Write out every entry precisely as given, leaving the pictures out.
+===+
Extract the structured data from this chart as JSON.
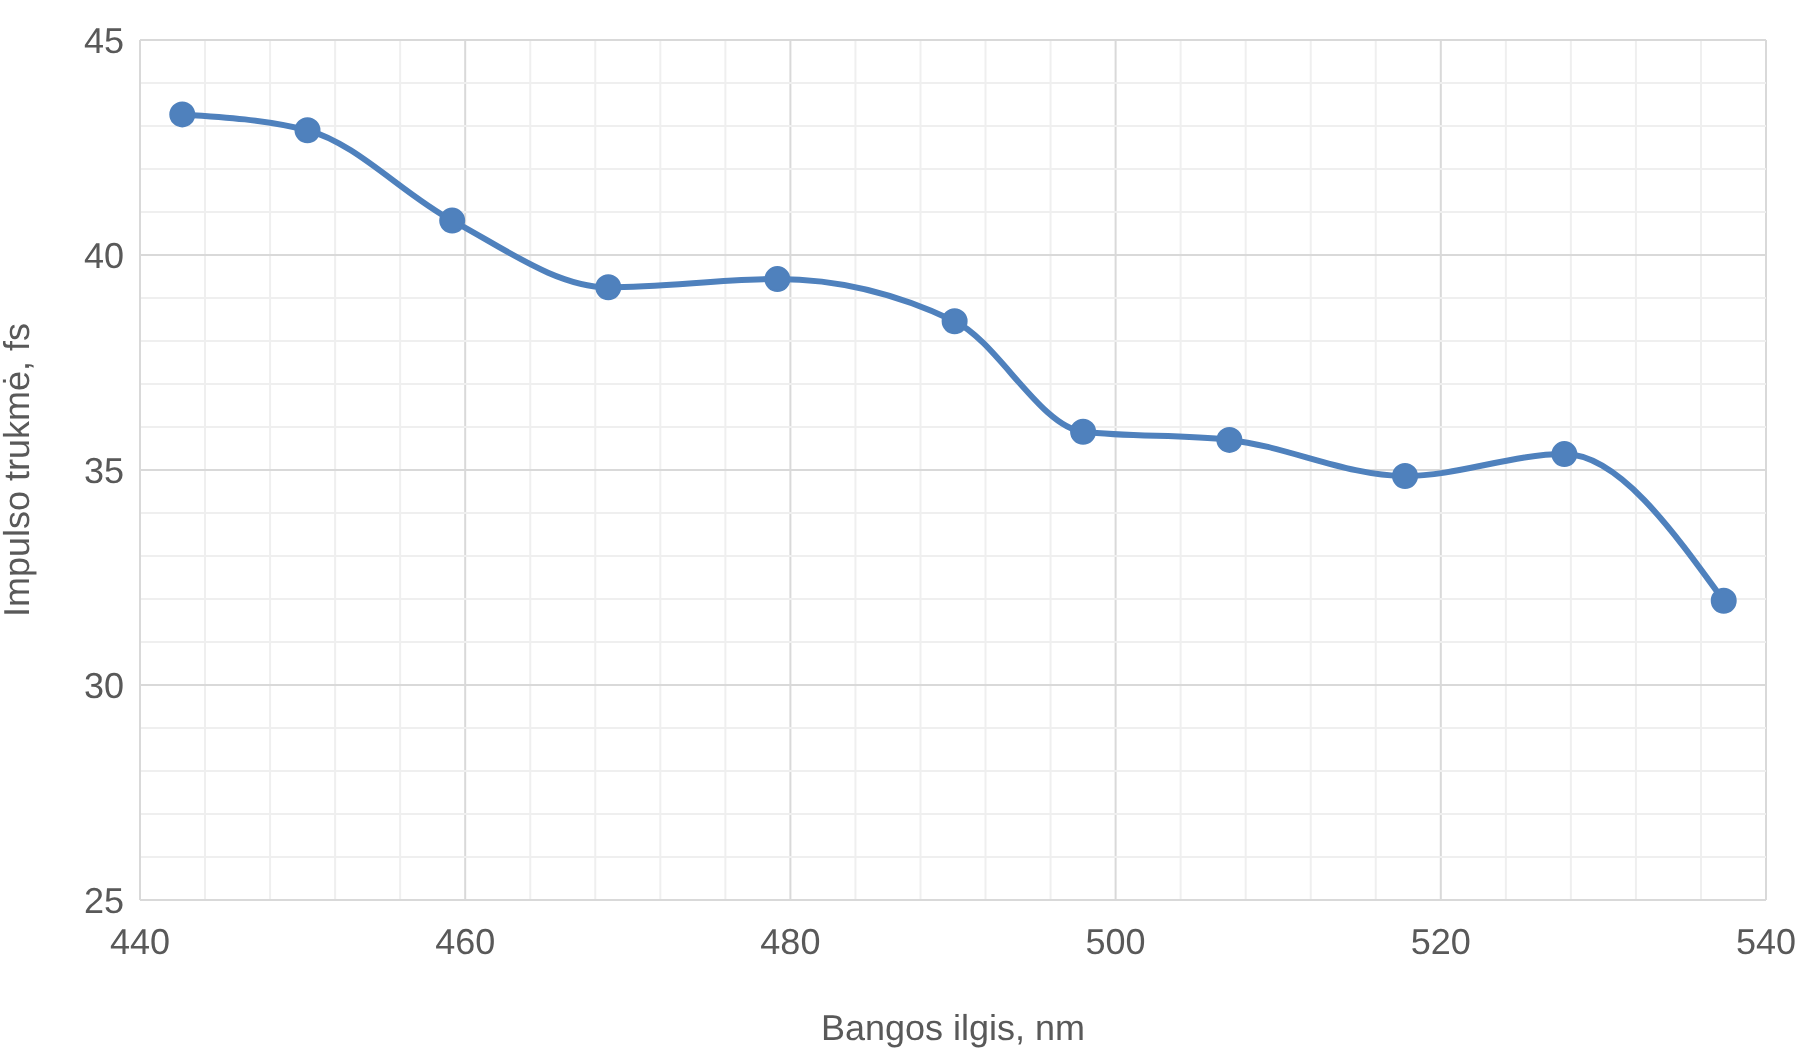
{
  "chart_data": {
    "type": "line",
    "xlabel": "Bangos ilgis, nm",
    "ylabel": "Impulso trukmė, fs",
    "x": [
      442.6,
      450.3,
      459.2,
      468.8,
      479.2,
      490.1,
      498.0,
      507.0,
      517.8,
      527.6,
      537.4
    ],
    "series": [
      {
        "color": "#4f81bd",
        "values": [
          43.27,
          42.9,
          40.8,
          39.25,
          39.44,
          38.46,
          35.89,
          35.7,
          34.86,
          35.37,
          31.96
        ]
      }
    ],
    "xlim": [
      440,
      540
    ],
    "xticks": [
      440,
      {
        "value": 444,
        "label": null
      },
      {
        "value": 448,
        "label": null
      },
      {
        "value": 452,
        "label": null
      },
      {
        "value": 456,
        "label": null
      },
      460,
      {
        "value": 464,
        "label": null
      },
      {
        "value": 468,
        "label": null
      },
      {
        "value": 472,
        "label": null
      },
      {
        "value": 476,
        "label": null
      },
      480,
      {
        "value": 484,
        "label": null
      },
      {
        "value": 488,
        "label": null
      },
      {
        "value": 492,
        "label": null
      },
      {
        "value": 496,
        "label": null
      },
      500,
      {
        "value": 504,
        "label": null
      },
      {
        "value": 508,
        "label": null
      },
      {
        "value": 512,
        "label": null
      },
      {
        "value": 516,
        "label": null
      },
      520,
      {
        "value": 524,
        "label": null
      },
      {
        "value": 528,
        "label": null
      },
      {
        "value": 532,
        "label": null
      },
      {
        "value": 536,
        "label": null
      },
      540
    ],
    "ylim": [
      25,
      45
    ],
    "yticks": [
      25,
      {
        "value": 26,
        "label": null
      },
      {
        "value": 27,
        "label": null
      },
      {
        "value": 28,
        "label": null
      },
      {
        "value": 29,
        "label": null
      },
      30,
      {
        "value": 31,
        "label": null
      },
      {
        "value": 32,
        "label": null
      },
      {
        "value": 33,
        "label": null
      },
      {
        "value": 34,
        "label": null
      },
      35,
      {
        "value": 36,
        "label": null
      },
      {
        "value": 37,
        "label": null
      },
      {
        "value": 38,
        "label": null
      },
      {
        "value": 39,
        "label": null
      },
      40,
      {
        "value": 41,
        "label": null
      },
      {
        "value": 42,
        "label": null
      },
      {
        "value": 43,
        "label": null
      },
      {
        "value": 44,
        "label": null
      },
      45
    ],
    "grid": true,
    "marker": "circle",
    "line_style": "solid"
  }
}
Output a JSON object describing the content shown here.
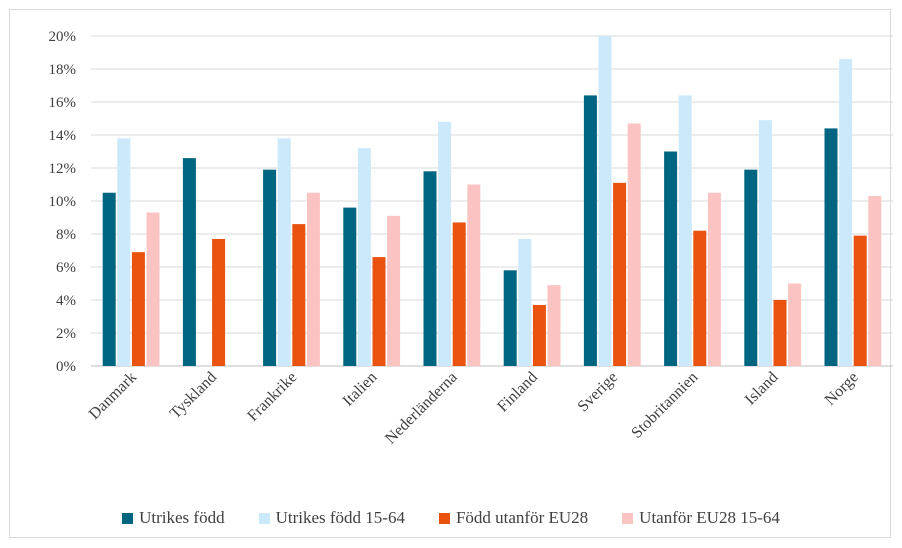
{
  "chart_data": {
    "type": "bar",
    "categories": [
      "Danmark",
      "Tyskland",
      "Frankrike",
      "Italien",
      "Nederländerna",
      "Finland",
      "Sverige",
      "Stobritannien",
      "Island",
      "Norge"
    ],
    "series": [
      {
        "name": "Utrikes född",
        "color": "#006580",
        "values": [
          10.5,
          12.6,
          11.9,
          9.6,
          11.8,
          5.8,
          16.4,
          13.0,
          11.9,
          14.4
        ]
      },
      {
        "name": "Utrikes född 15-64",
        "color": "#cce9fb",
        "values": [
          13.8,
          null,
          13.8,
          13.2,
          14.8,
          7.7,
          20.0,
          16.4,
          14.9,
          18.6
        ]
      },
      {
        "name": "Född utanför EU28",
        "color": "#e9520f",
        "values": [
          6.9,
          7.7,
          8.6,
          6.6,
          8.7,
          3.7,
          11.1,
          8.2,
          4.0,
          7.9
        ]
      },
      {
        "name": "Utanför EU28 15-64",
        "color": "#fbc4c3",
        "values": [
          9.3,
          null,
          10.5,
          9.1,
          11.0,
          4.9,
          14.7,
          10.5,
          5.0,
          10.3
        ]
      }
    ],
    "yticks": [
      "0%",
      "2%",
      "4%",
      "6%",
      "8%",
      "10%",
      "12%",
      "14%",
      "16%",
      "18%",
      "20%"
    ],
    "ylim": [
      0,
      20
    ],
    "grid": true,
    "legend_position": "bottom",
    "xlabel": "",
    "ylabel": "",
    "title": ""
  }
}
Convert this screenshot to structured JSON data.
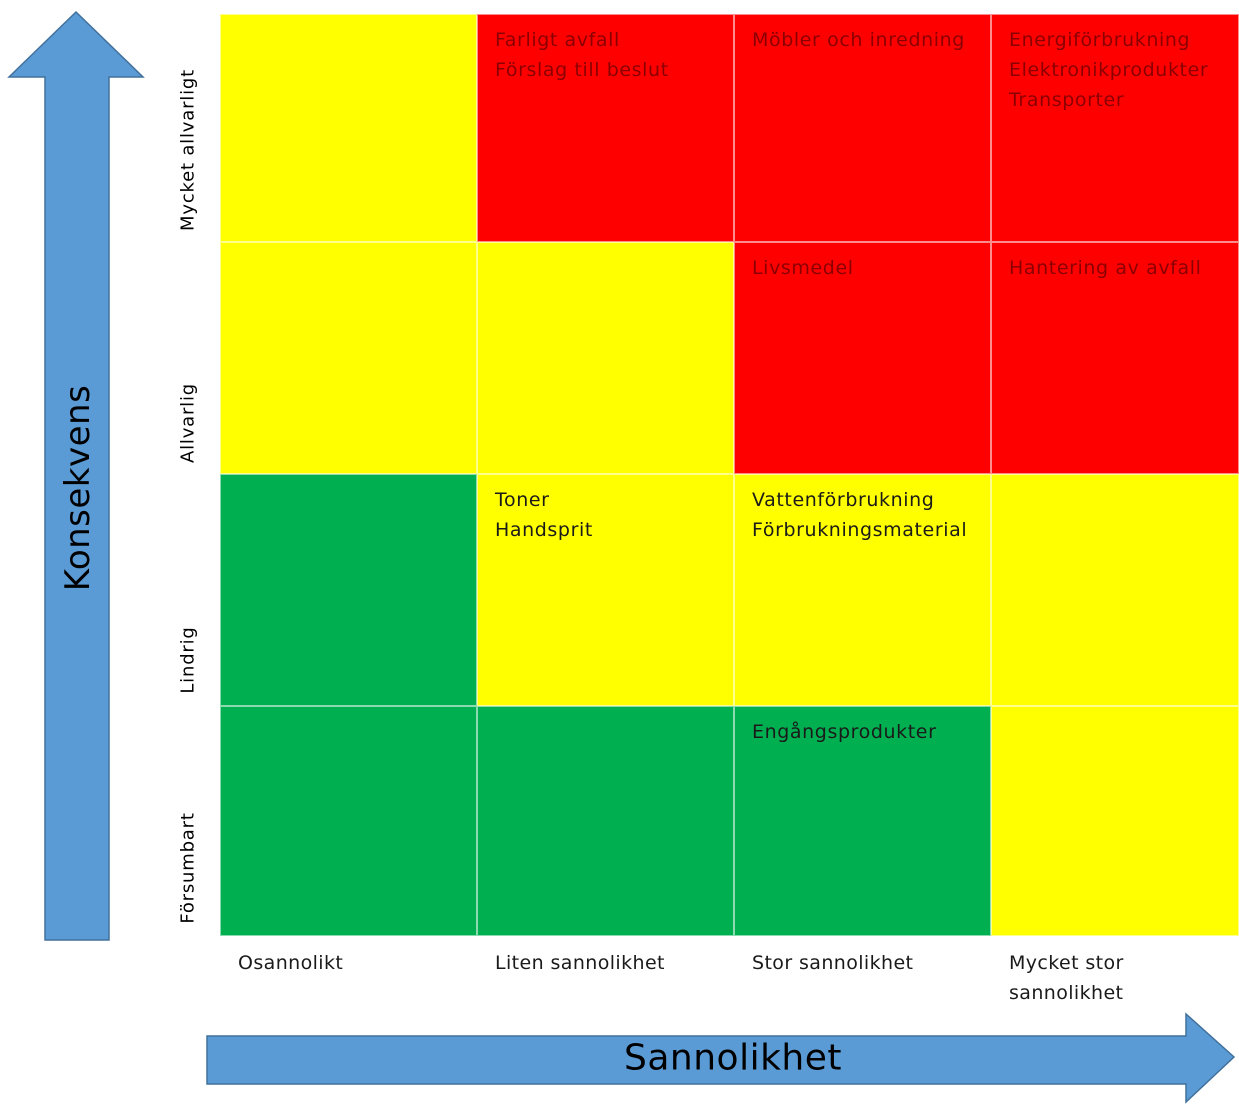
{
  "axes": {
    "y_title": "Konsekvens",
    "x_title": "Sannolikhet",
    "rows": [
      "Mycket allvarligt",
      "Allvarlig",
      "Lindrig",
      "Försumbart"
    ],
    "columns": [
      "Osannolikt",
      "Liten sannolikhet",
      "Stor sannolikhet",
      "Mycket stor sannolikhet"
    ]
  },
  "colors": {
    "red": "#ff0000",
    "yellow": "#ffff00",
    "green": "#00b050",
    "arrow": "#5b9bd5"
  },
  "matrix": [
    [
      {
        "color": "yellow",
        "items": []
      },
      {
        "color": "red",
        "items": [
          "Farligt avfall",
          "Förslag till beslut"
        ]
      },
      {
        "color": "red",
        "items": [
          "Möbler och inredning"
        ]
      },
      {
        "color": "red",
        "items": [
          "Energiförbrukning",
          "Elektronikprodukter",
          "Transporter"
        ]
      }
    ],
    [
      {
        "color": "yellow",
        "items": []
      },
      {
        "color": "yellow",
        "items": []
      },
      {
        "color": "red",
        "items": [
          "Livsmedel"
        ]
      },
      {
        "color": "red",
        "items": [
          "Hantering av avfall"
        ]
      }
    ],
    [
      {
        "color": "green",
        "items": []
      },
      {
        "color": "yellow",
        "items": [
          "Toner",
          "Handsprit"
        ]
      },
      {
        "color": "yellow",
        "items": [
          "Vattenförbrukning",
          "Förbrukningsmaterial"
        ]
      },
      {
        "color": "yellow",
        "items": []
      }
    ],
    [
      {
        "color": "green",
        "items": []
      },
      {
        "color": "green",
        "items": []
      },
      {
        "color": "green",
        "items": [
          "Engångsprodukter"
        ]
      },
      {
        "color": "yellow",
        "items": []
      }
    ]
  ]
}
+===+
Response —
Extract the structured data from this chart as JSON.
{
  "chart_data": {
    "type": "line",
    "xlabel": "Bangos ilgis, nm",
    "ylabel": "Impulso trukmė, fs",
    "x": [
      442.6,
      450.3,
      459.2,
      468.8,
      479.2,
      490.1,
      498.0,
      507.0,
      517.8,
      527.6,
      537.4
    ],
    "series": [
      {
        "color": "#4f81bd",
        "values": [
          43.27,
          42.9,
          40.8,
          39.25,
          39.44,
          38.46,
          35.89,
          35.7,
          34.86,
          35.37,
          31.96
        ]
      }
    ],
    "xlim": [
      440,
      540
    ],
    "xticks": [
      440,
      {
        "value": 444,
        "label": null
      },
      {
        "value": 448,
        "label": null
      },
      {
        "value": 452,
        "label": null
      },
      {
        "value": 456,
        "label": null
      },
      460,
      {
        "value": 464,
        "label": null
      },
      {
        "value": 468,
        "label": null
      },
      {
        "value": 472,
        "label": null
      },
      {
        "value": 476,
        "label": null
      },
      480,
      {
        "value": 484,
        "label": null
      },
      {
        "value": 488,
        "label": null
      },
      {
        "value": 492,
        "label": null
      },
      {
        "value": 496,
        "label": null
      },
      500,
      {
        "value": 504,
        "label": null
      },
      {
        "value": 508,
        "label": null
      },
      {
        "value": 512,
        "label": null
      },
      {
        "value": 516,
        "label": null
      },
      520,
      {
        "value": 524,
        "label": null
      },
      {
        "value": 528,
        "label": null
      },
      {
        "value": 532,
        "label": null
      },
      {
        "value": 536,
        "label": null
      },
      540
    ],
    "ylim": [
      25,
      45
    ],
    "yticks": [
      25,
      {
        "value": 26,
        "label": null
      },
      {
        "value": 27,
        "label": null
      },
      {
        "value": 28,
        "label": null
      },
      {
        "value": 29,
        "label": null
      },
      30,
      {
        "value": 31,
        "label": null
      },
      {
        "value": 32,
        "label": null
      },
      {
        "value": 33,
        "label": null
      },
      {
        "value": 34,
        "label": null
      },
      35,
      {
        "value": 36,
        "label": null
      },
      {
        "value": 37,
        "label": null
      },
      {
        "value": 38,
        "label": null
      },
      {
        "value": 39,
        "label": null
      },
      40,
      {
        "value": 41,
        "label": null
      },
      {
        "value": 42,
        "label": null
      },
      {
        "value": 43,
        "label": null
      },
      {
        "value": 44,
        "label": null
      },
      45
    ],
    "grid": true,
    "marker": "circle",
    "line_style": "solid"
  }
}
Output a JSON object describing the content shown here.
{
  "chart_data": {
    "type": "bar",
    "categories": [
      "Danmark",
      "Tyskland",
      "Frankrike",
      "Italien",
      "Nederländerna",
      "Finland",
      "Sverige",
      "Stobritannien",
      "Island",
      "Norge"
    ],
    "series": [
      {
        "name": "Utrikes född",
        "color": "#006580",
        "values": [
          10.5,
          12.6,
          11.9,
          9.6,
          11.8,
          5.8,
          16.4,
          13.0,
          11.9,
          14.4
        ]
      },
      {
        "name": "Utrikes född 15-64",
        "color": "#cce9fb",
        "values": [
          13.8,
          null,
          13.8,
          13.2,
          14.8,
          7.7,
          20.0,
          16.4,
          14.9,
          18.6
        ]
      },
      {
        "name": "Född utanför EU28",
        "color": "#e9520f",
        "values": [
          6.9,
          7.7,
          8.6,
          6.6,
          8.7,
          3.7,
          11.1,
          8.2,
          4.0,
          7.9
        ]
      },
      {
        "name": "Utanför EU28 15-64",
        "color": "#fbc4c3",
        "values": [
          9.3,
          null,
          10.5,
          9.1,
          11.0,
          4.9,
          14.7,
          10.5,
          5.0,
          10.3
        ]
      }
    ],
    "yticks": [
      "0%",
      "2%",
      "4%",
      "6%",
      "8%",
      "10%",
      "12%",
      "14%",
      "16%",
      "18%",
      "20%"
    ],
    "ylim": [
      0,
      20
    ],
    "grid": true,
    "legend_position": "bottom",
    "xlabel": "",
    "ylabel": "",
    "title": ""
  }
}
Convert this screenshot to structured JSON data.
{
  "axes": {
    "y_title": "Konsekvens",
    "x_title": "Sannolikhet",
    "rows": [
      "Mycket allvarligt",
      "Allvarlig",
      "Lindrig",
      "Försumbart"
    ],
    "columns": [
      "Osannolikt",
      "Liten sannolikhet",
      "Stor sannolikhet",
      "Mycket stor sannolikhet"
    ]
  },
  "colors": {
    "red": "#ff0000",
    "yellow": "#ffff00",
    "green": "#00b050",
    "arrow": "#5b9bd5"
  },
  "matrix": [
    [
      {
        "color": "yellow",
        "items": []
      },
      {
        "color": "red",
        "items": [
          "Farligt avfall",
          "Förslag till beslut"
        ]
      },
      {
        "color": "red",
        "items": [
          "Möbler och inredning"
        ]
      },
      {
        "color": "red",
        "items": [
          "Energiförbrukning",
          "Elektronikprodukter",
          "Transporter"
        ]
      }
    ],
    [
      {
        "color": "yellow",
        "items": []
      },
      {
        "color": "yellow",
        "items": []
      },
      {
        "color": "red",
        "items": [
          "Livsmedel"
        ]
      },
      {
        "color": "red",
        "items": [
          "Hantering av avfall"
        ]
      }
    ],
    [
      {
        "color": "green",
        "items": []
      },
      {
        "color": "yellow",
        "items": [
          "Toner",
          "Handsprit"
        ]
      },
      {
        "color": "yellow",
        "items": [
          "Vattenförbrukning",
          "Förbrukningsmaterial"
        ]
      },
      {
        "color": "yellow",
        "items": []
      }
    ],
    [
      {
        "color": "green",
        "items": []
      },
      {
        "color": "green",
        "items": []
      },
      {
        "color": "green",
        "items": [
          "Engångsprodukter"
        ]
      },
      {
        "color": "yellow",
        "items": []
      }
    ]
  ]
}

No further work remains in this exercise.